(Saved entries)
#####
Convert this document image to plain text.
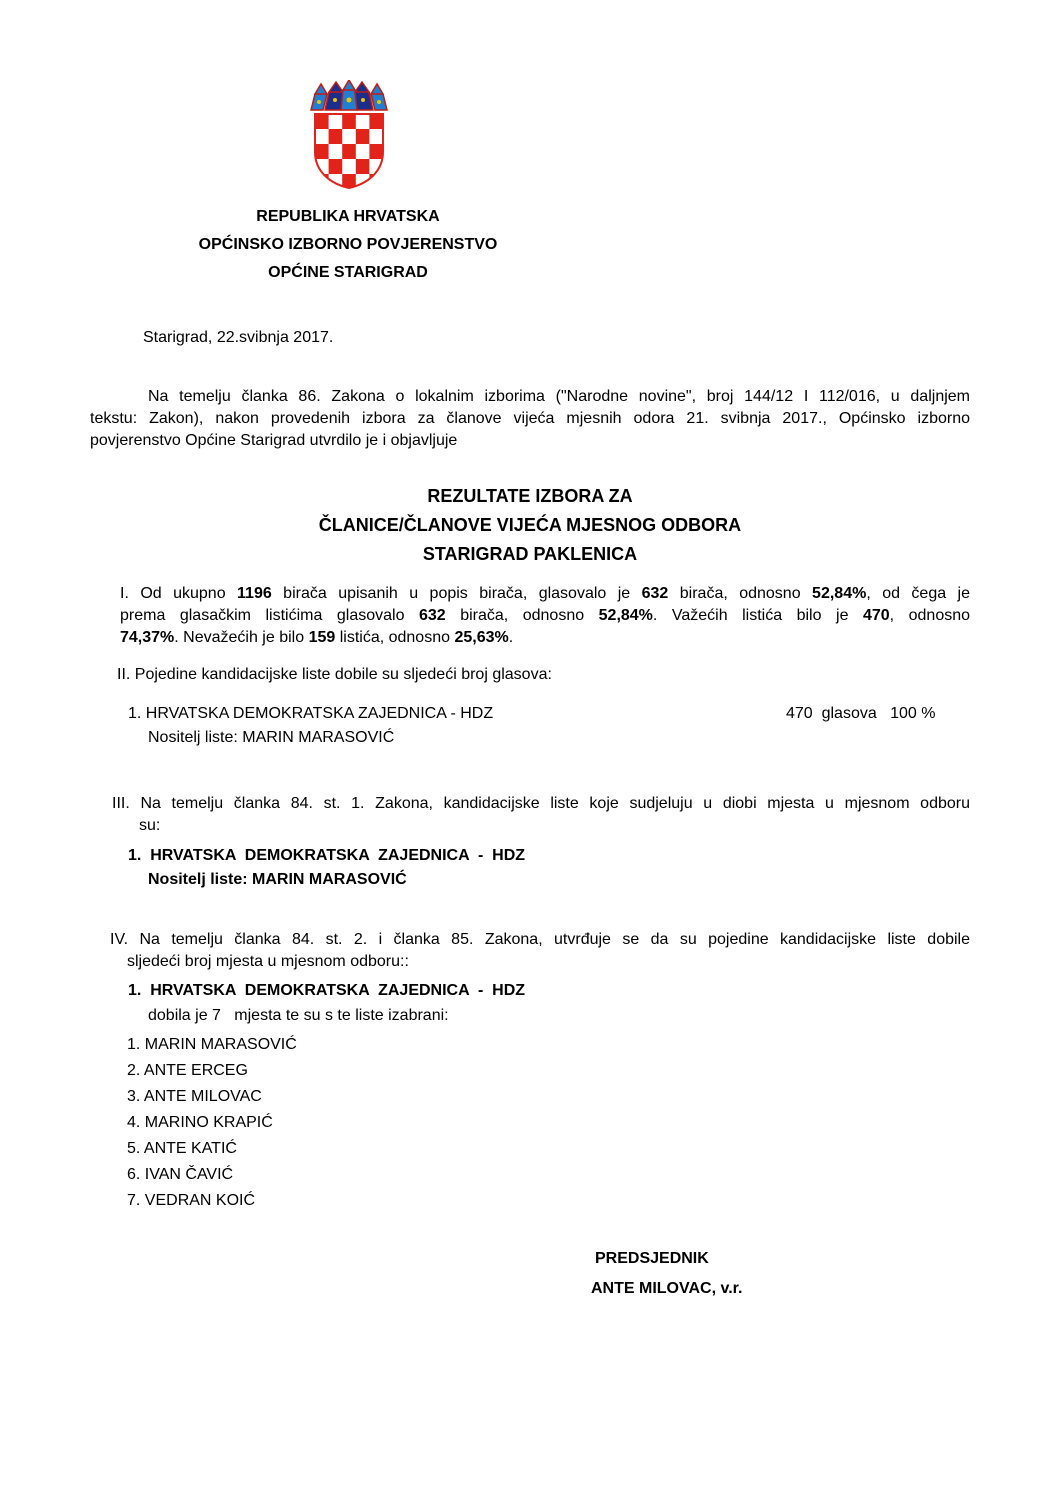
REPUBLIKA HRVATSKA
OPĆINSKO IZBORNO POVJERENSTVO
OPĆINE STARIGRAD
Starigrad, 22.svibnja 2017.
Na temelju članka 86. Zakona o lokalnim izborima ("Narodne novine", broj 144/12 I 112/016, u daljnjem
tekstu: Zakon), nakon provedenih izbora za članove vijeća mjesnih odora 21. svibnja 2017., Općinsko izborno
povjerenstvo Općine Starigrad utvrdilo je i objavljuje
REZULTATE IZBORA ZA
ČLANICE/ČLANOVE VIJEĆA MJESNOG ODBORA
STARIGRAD PAKLENICA
I. Od ukupno 1196 birača upisanih u popis birača, glasovalo je 632 birača, odnosno 52,84%, od čega je
prema glasačkim listićima glasovalo 632 birača, odnosno 52,84%. Važećih listića bilo je 470, odnosno
74,37%. Nevažećih je bilo 159 listića, odnosno 25,63%.
II. Pojedine kandidacijske liste dobile su sljedeći broj glasova:
1. HRVATSKA DEMOKRATSKA ZAJEDNICA - HDZ	470  glasova   100 %
Nositelj liste: MARIN MARASOVIĆ
III. Na temelju članka 84. st. 1. Zakona, kandidacijske liste koje sudjeluju u diobi mjesta u mjesnom odboru
su:
1.  HRVATSKA  DEMOKRATSKA  ZAJEDNICA  -  HDZ
Nositelj liste: MARIN MARASOVIĆ
IV. Na temelju članka 84. st. 2. i članka 85. Zakona, utvrđuje se da su pojedine kandidacijske liste dobile
sljedeći broj mjesta u mjesnom odboru::
1.  HRVATSKA  DEMOKRATSKA  ZAJEDNICA  -  HDZ
dobila je 7   mjesta te su s te liste izabrani:
1. MARIN MARASOVIĆ
2. ANTE ERCEG
3. ANTE MILOVAC
4. MARINO KRAPIĆ
5. ANTE KATIĆ
6. IVAN ČAVIĆ
7. VEDRAN KOIĆ
PREDSJEDNIK
ANTE MILOVAC, v.r.
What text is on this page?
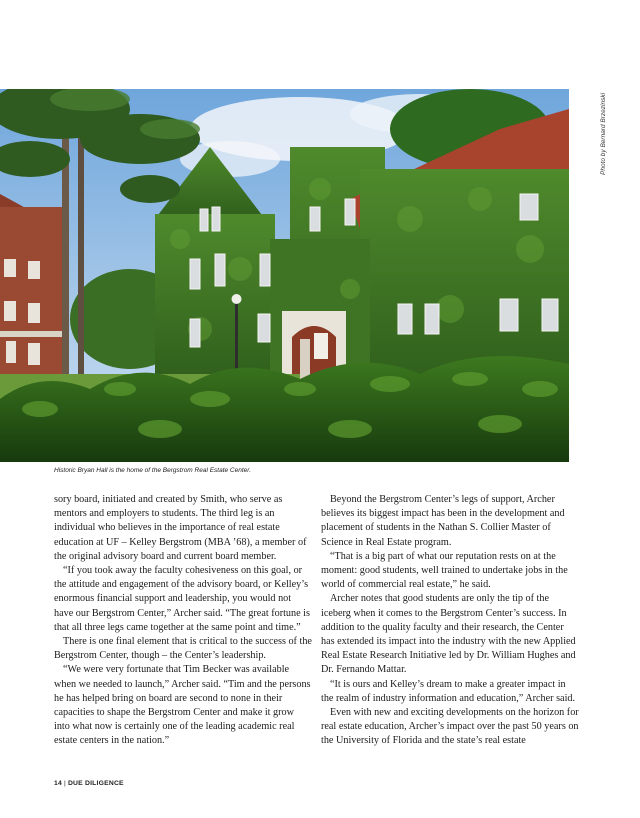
Photo by Bernard Brzezinski
Historic Bryan Hall is the home of the Bergstrom Real Estate Center.

sory board, initiated and created by Smith, who serve as mentors and employers to students. The third leg is an individual who believes in the importance of real estate education at UF – Kelley Bergstrom (MBA ’68), a member of the original advisory board and current board member.

“If you took away the faculty cohesiveness on this goal, or the attitude and engagement of the advisory board, or Kelley’s enormous financial support and leadership, you would not have our Bergstrom Center,” Archer said. “The great fortune is that all three legs came together at the same point and time.”

There is one final element that is critical to the success of the Bergstrom Center, though – the Center’s leadership.

“We were very fortunate that Tim Becker was available when we needed to launch,” Archer said. “Tim and the persons he has helped bring on board are second to none in their capacities to shape the Bergstrom Center and make it grow into what now is certainly one of the leading academic real estate centers in the nation.”

Beyond the Bergstrom Center’s legs of support, Archer believes its biggest impact has been in the development and placement of students in the Nathan S. Collier Master of Science in Real Estate program.

“That is a big part of what our reputation rests on at the moment: good students, well trained to undertake jobs in the world of commercial real estate,” he said.

Archer notes that good students are only the tip of the iceberg when it comes to the Bergstrom Center’s success. In addition to the quality faculty and their research, the Center has extended its impact into the industry with the new Applied Real Estate Research Initiative led by Dr. William Hughes and Dr. Fernando Mattar.

“It is ours and Kelley’s dream to make a greater impact in the realm of industry information and education,” Archer said.

Even with new and exciting developments on the horizon for real estate education, Archer’s impact over the past 50 years on the University of Florida and the state’s real estate

14 | DUE DILIGENCE
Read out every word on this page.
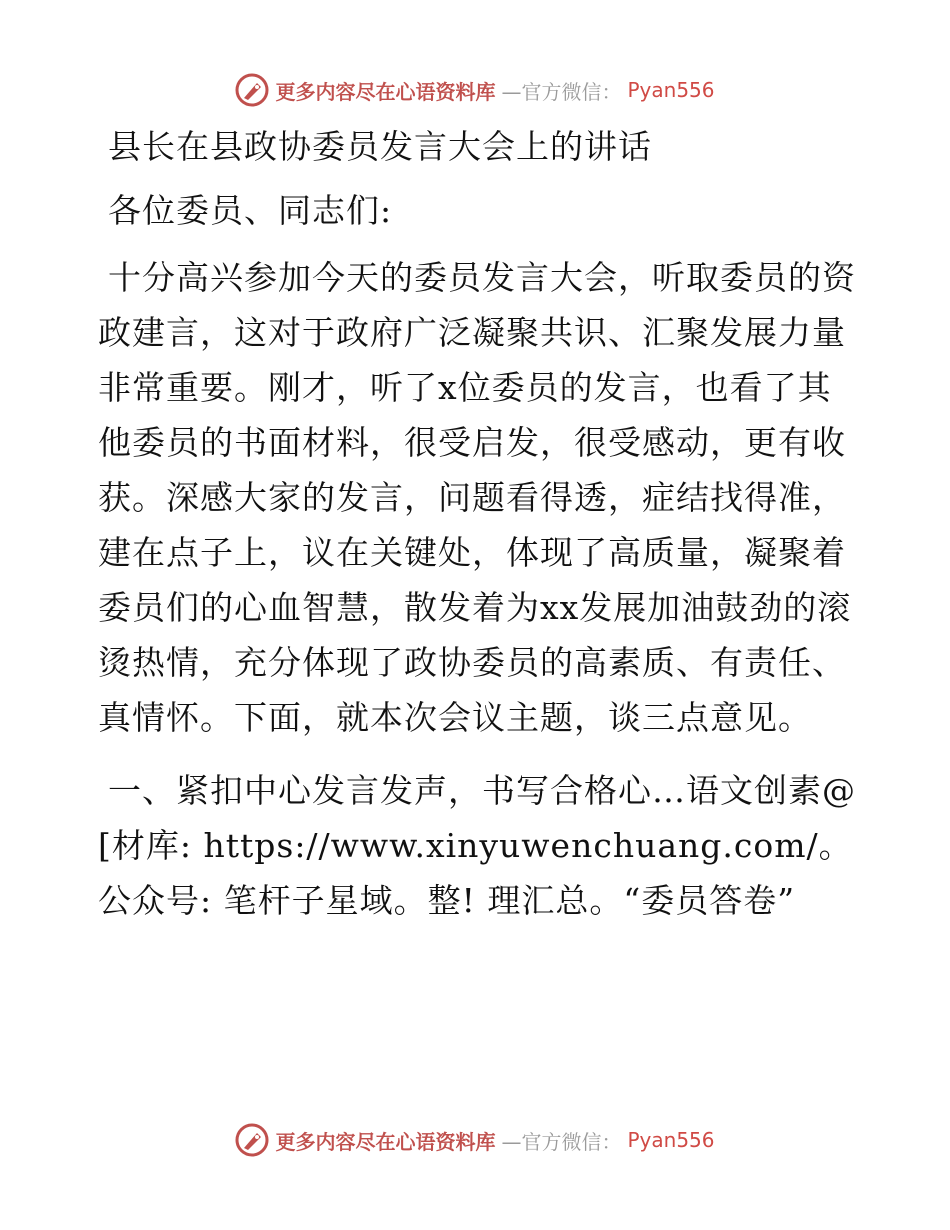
更多内容尽在心语资料库 —官方微信： Pyan556
县长在县政协委员发言大会上的讲话
各位委员、同志们:

十分高兴参加今天的委员发言大会，听取委员的资政建言，这对于政府广泛凝聚共识、汇聚发展力量非常重要。刚才，听了x位委员的发言，也看了其他委员的书面材料，很受启发，很受感动，更有收获。深感大家的发言，问题看得透，症结找得准，建在点子上，议在关键处，体现了高质量，凝聚着委员们的心血智慧，散发着为xx发展加油鼓劲的滚烫热情，充分体现了政协委员的高素质、有责任、真情怀。下面，就本次会议主题，谈三点意见。

一、紧扣中心发言发声，书写合格心…语文创素@[材库: https://www.xinyuwenchuang.com/。公众号: 笔杆子星域。整! 理汇总。“委员答卷”

更多内容尽在心语资料库 —官方微信： Pyan556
#####
▶ Aim:
Go through the listing above and work out how many lines contain the string "svibnja". Reply with the number alone.

▶ Response for this exercise:
2